STATED EXERCISE: Go through the material and pull out every line with the string "HANDICAP" in it.

<<<<

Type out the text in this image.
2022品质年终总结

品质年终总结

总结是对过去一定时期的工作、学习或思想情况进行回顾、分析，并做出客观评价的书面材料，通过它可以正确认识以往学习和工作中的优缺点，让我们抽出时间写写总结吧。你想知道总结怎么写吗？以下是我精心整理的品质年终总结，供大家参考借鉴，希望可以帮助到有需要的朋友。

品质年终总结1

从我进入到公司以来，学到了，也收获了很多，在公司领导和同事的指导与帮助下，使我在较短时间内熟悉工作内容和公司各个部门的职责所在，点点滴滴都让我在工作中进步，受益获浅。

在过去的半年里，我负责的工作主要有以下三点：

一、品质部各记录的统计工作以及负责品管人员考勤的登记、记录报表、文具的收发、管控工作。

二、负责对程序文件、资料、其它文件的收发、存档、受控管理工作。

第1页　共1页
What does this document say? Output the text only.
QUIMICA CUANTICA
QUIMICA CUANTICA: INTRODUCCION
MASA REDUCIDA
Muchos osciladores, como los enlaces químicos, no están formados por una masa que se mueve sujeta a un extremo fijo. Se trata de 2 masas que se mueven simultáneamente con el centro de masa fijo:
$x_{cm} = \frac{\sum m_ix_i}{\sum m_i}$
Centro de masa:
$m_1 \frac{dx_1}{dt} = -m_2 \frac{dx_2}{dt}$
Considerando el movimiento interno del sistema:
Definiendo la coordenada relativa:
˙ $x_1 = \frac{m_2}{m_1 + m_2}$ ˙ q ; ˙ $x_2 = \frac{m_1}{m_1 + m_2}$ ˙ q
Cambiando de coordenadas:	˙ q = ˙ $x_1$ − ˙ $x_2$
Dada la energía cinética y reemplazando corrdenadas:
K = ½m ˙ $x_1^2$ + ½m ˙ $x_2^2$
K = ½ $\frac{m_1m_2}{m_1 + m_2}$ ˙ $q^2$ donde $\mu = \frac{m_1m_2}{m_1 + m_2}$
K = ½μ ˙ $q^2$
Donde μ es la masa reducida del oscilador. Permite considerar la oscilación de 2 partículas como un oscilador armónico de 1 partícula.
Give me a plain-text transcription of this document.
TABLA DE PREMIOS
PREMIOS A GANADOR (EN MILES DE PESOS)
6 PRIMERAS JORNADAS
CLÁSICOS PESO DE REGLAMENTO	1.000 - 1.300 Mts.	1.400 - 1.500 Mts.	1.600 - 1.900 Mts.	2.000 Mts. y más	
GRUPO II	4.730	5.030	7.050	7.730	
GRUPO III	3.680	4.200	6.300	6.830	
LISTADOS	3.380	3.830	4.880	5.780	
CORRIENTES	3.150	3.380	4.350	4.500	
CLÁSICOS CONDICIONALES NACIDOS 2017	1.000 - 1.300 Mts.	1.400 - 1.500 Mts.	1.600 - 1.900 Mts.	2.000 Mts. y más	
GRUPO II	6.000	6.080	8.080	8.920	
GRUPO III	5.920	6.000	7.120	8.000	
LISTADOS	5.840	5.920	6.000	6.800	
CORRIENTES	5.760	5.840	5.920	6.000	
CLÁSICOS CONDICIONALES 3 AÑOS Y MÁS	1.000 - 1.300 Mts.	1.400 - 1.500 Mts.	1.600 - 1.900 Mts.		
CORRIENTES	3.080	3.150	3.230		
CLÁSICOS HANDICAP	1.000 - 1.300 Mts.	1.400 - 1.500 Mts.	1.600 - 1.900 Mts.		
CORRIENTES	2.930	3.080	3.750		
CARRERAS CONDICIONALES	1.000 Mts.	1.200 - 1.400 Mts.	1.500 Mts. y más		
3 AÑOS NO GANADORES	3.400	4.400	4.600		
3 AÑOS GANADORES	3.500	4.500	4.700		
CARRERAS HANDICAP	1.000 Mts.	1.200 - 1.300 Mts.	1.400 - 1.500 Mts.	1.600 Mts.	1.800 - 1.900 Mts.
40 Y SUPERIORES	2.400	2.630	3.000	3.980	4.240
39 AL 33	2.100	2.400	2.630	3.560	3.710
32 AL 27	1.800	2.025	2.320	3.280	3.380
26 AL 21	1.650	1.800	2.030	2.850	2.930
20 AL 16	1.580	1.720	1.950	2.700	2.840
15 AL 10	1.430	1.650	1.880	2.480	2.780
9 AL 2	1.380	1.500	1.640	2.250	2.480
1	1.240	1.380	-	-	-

>>>>

SOLUTION FOR THIS TASK:
CLÁSICOS HANDICAP	1.000 - 1.300 Mts.	1.400 - 1.500 Mts.	1.600 - 1.900 Mts.		
CARRERAS HANDICAP	1.000 Mts.	1.200 - 1.300 Mts.	1.400 - 1.500 Mts.	1.600 Mts.	1.800 - 1.900 Mts.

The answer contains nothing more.